-------- Source data --------

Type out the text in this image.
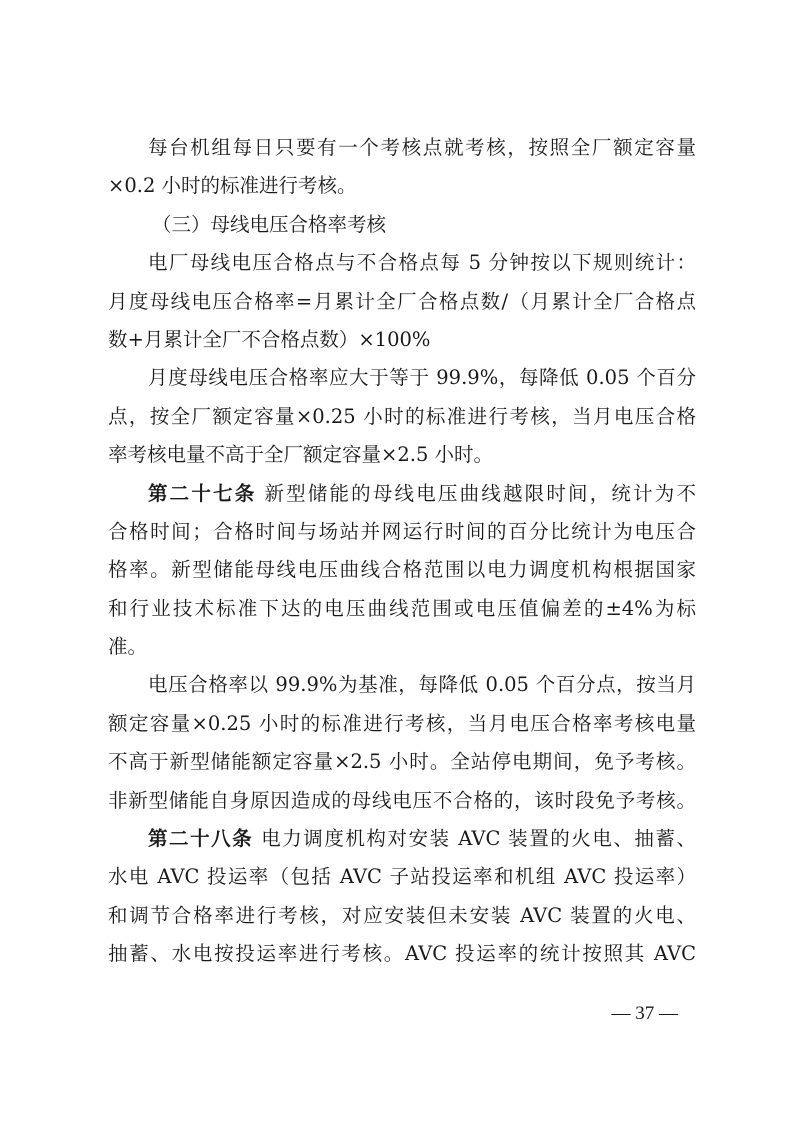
每台机组每日只要有一个考核点就考核，按照全厂额定容量
×0.2 小时的标准进行考核。
（三）母线电压合格率考核
电厂母线电压合格点与不合格点每 5 分钟按以下规则统计：
月度母线电压合格率=月累计全厂合格点数/（月累计全厂合格点
数+月累计全厂不合格点数）×100%
月度母线电压合格率应大于等于 99.9%，每降低 0.05 个百分
点，按全厂额定容量×0.25 小时的标准进行考核，当月电压合格
率考核电量不高于全厂额定容量×2.5 小时。
第二十七条 新型储能的母线电压曲线越限时间，统计为不
合格时间；合格时间与场站并网运行时间的百分比统计为电压合
格率。新型储能母线电压曲线合格范围以电力调度机构根据国家
和行业技术标准下达的电压曲线范围或电压值偏差的±4%为标
准。
电压合格率以 99.9%为基准，每降低 0.05 个百分点，按当月
额定容量×0.25 小时的标准进行考核，当月电压合格率考核电量
不高于新型储能额定容量×2.5 小时。全站停电期间，免予考核。
非新型储能自身原因造成的母线电压不合格的，该时段免予考核。
第二十八条 电力调度机构对安装 AVC 装置的火电、抽蓄、
水电 AVC 投运率（包括 AVC 子站投运率和机组 AVC 投运率）
和调节合格率进行考核，对应安装但未安装 AVC 装置的火电、
抽蓄、水电按投运率进行考核。AVC 投运率的统计按照其 AVC
— 37 —
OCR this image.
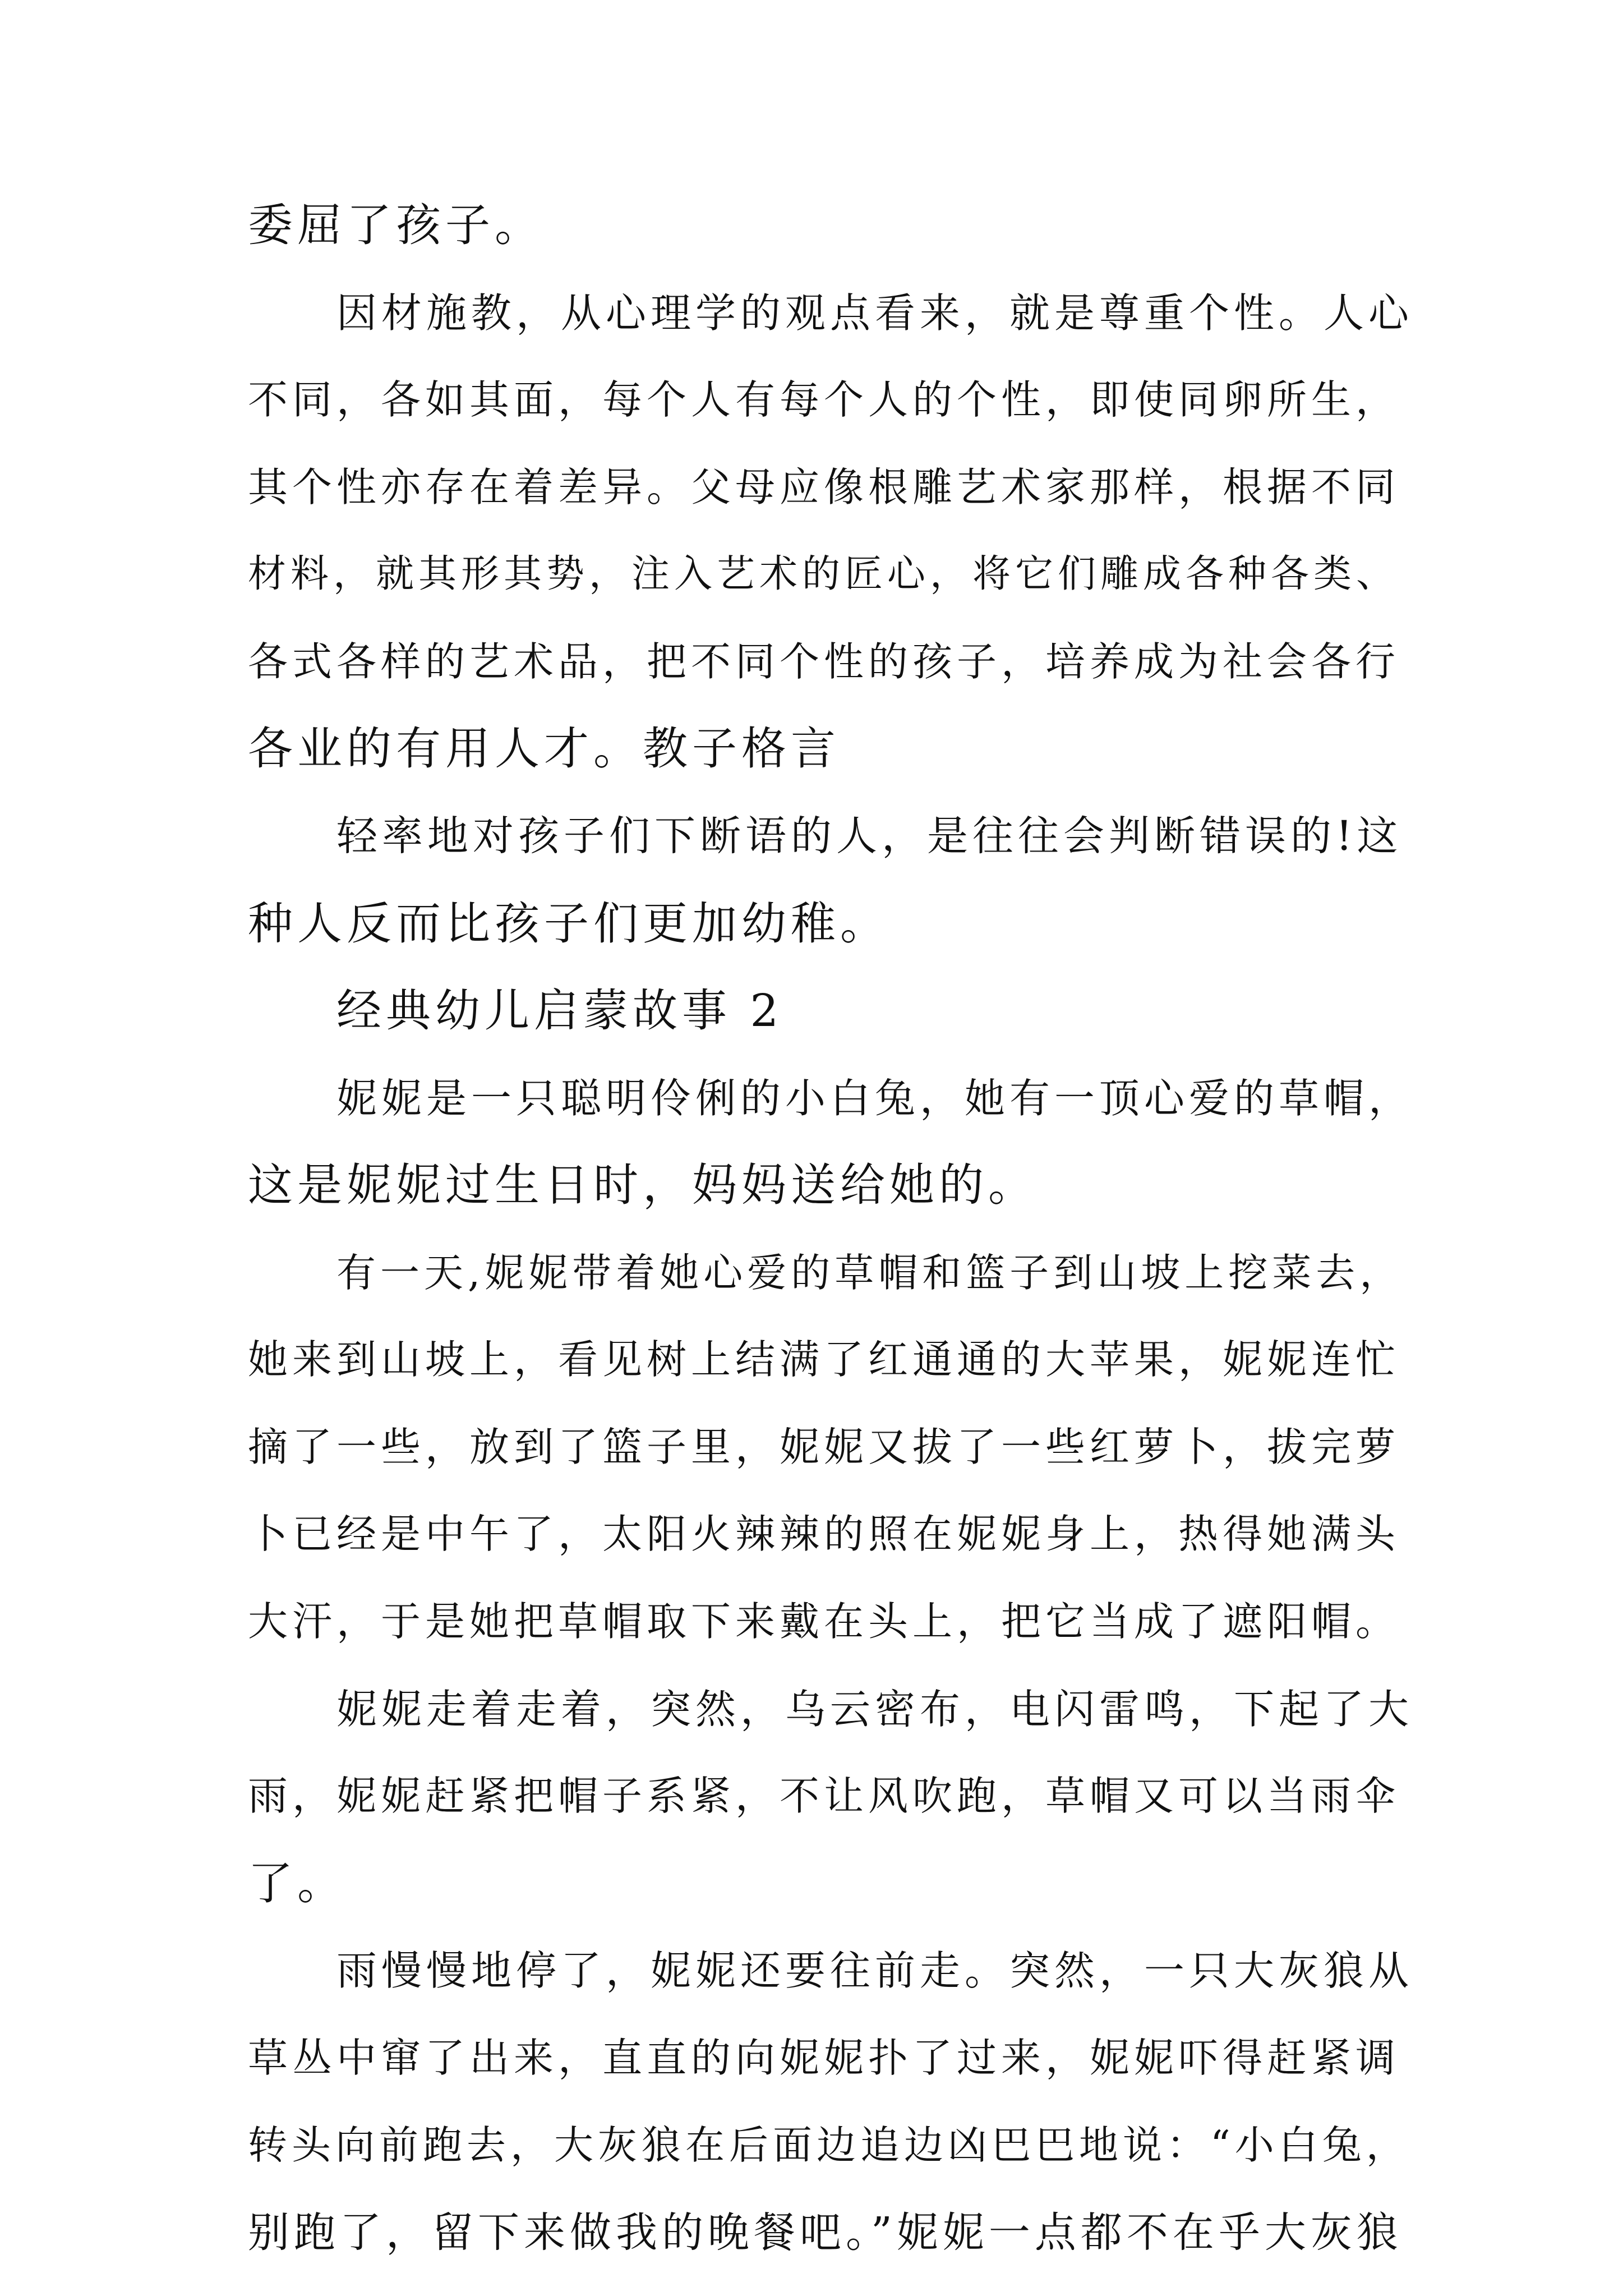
委屈了孩子。
因材施教，从心理学的观点看来，就是尊重个性。人心
不同，各如其面，每个人有每个人的个性，即使同卵所生，
其个性亦存在着差异。父母应像根雕艺术家那样，根据不同
材料，就其形其势，注入艺术的匠心，将它们雕成各种各类、
各式各样的艺术品，把不同个性的孩子，培养成为社会各行
各业的有用人才。教子格言
轻率地对孩子们下断语的人，是往往会判断错误的!这
种人反而比孩子们更加幼稚。
经典幼儿启蒙故事 2
妮妮是一只聪明伶俐的小白兔，她有一顶心爱的草帽，
这是妮妮过生日时，妈妈送给她的。
有一天,妮妮带着她心爱的草帽和篮子到山坡上挖菜去，
她来到山坡上，看见树上结满了红通通的大苹果，妮妮连忙
摘了一些，放到了篮子里，妮妮又拔了一些红萝卜，拔完萝
卜已经是中午了，太阳火辣辣的照在妮妮身上，热得她满头
大汗，于是她把草帽取下来戴在头上，把它当成了遮阳帽。
妮妮走着走着，突然，乌云密布，电闪雷鸣，下起了大
雨，妮妮赶紧把帽子系紧，不让风吹跑，草帽又可以当雨伞
了。
雨慢慢地停了，妮妮还要往前走。突然，一只大灰狼从
草丛中窜了出来，直直的向妮妮扑了过来，妮妮吓得赶紧调
转头向前跑去，大灰狼在后面边追边凶巴巴地说：“小白兔，
别跑了，留下来做我的晚餐吧。”妮妮一点都不在乎大灰狼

--------

Stated goal >> Copy out exactly the lines between the line that contains "OCR this image." and the last line of the records, both ends included; leave out every picture.

Response below >>
OCR this image.
委屈了孩子。
因材施教，从心理学的观点看来，就是尊重个性。人心
不同，各如其面，每个人有每个人的个性，即使同卵所生，
其个性亦存在着差异。父母应像根雕艺术家那样，根据不同
材料，就其形其势，注入艺术的匠心，将它们雕成各种各类、
各式各样的艺术品，把不同个性的孩子，培养成为社会各行
各业的有用人才。教子格言
轻率地对孩子们下断语的人，是往往会判断错误的!这
种人反而比孩子们更加幼稚。
经典幼儿启蒙故事 2
妮妮是一只聪明伶俐的小白兔，她有一顶心爱的草帽，
这是妮妮过生日时，妈妈送给她的。
有一天,妮妮带着她心爱的草帽和篮子到山坡上挖菜去，
她来到山坡上，看见树上结满了红通通的大苹果，妮妮连忙
摘了一些，放到了篮子里，妮妮又拔了一些红萝卜，拔完萝
卜已经是中午了，太阳火辣辣的照在妮妮身上，热得她满头
大汗，于是她把草帽取下来戴在头上，把它当成了遮阳帽。
妮妮走着走着，突然，乌云密布，电闪雷鸣，下起了大
雨，妮妮赶紧把帽子系紧，不让风吹跑，草帽又可以当雨伞
了。
雨慢慢地停了，妮妮还要往前走。突然，一只大灰狼从
草丛中窜了出来，直直的向妮妮扑了过来，妮妮吓得赶紧调
转头向前跑去，大灰狼在后面边追边凶巴巴地说：“小白兔，
别跑了，留下来做我的晚餐吧。”妮妮一点都不在乎大灰狼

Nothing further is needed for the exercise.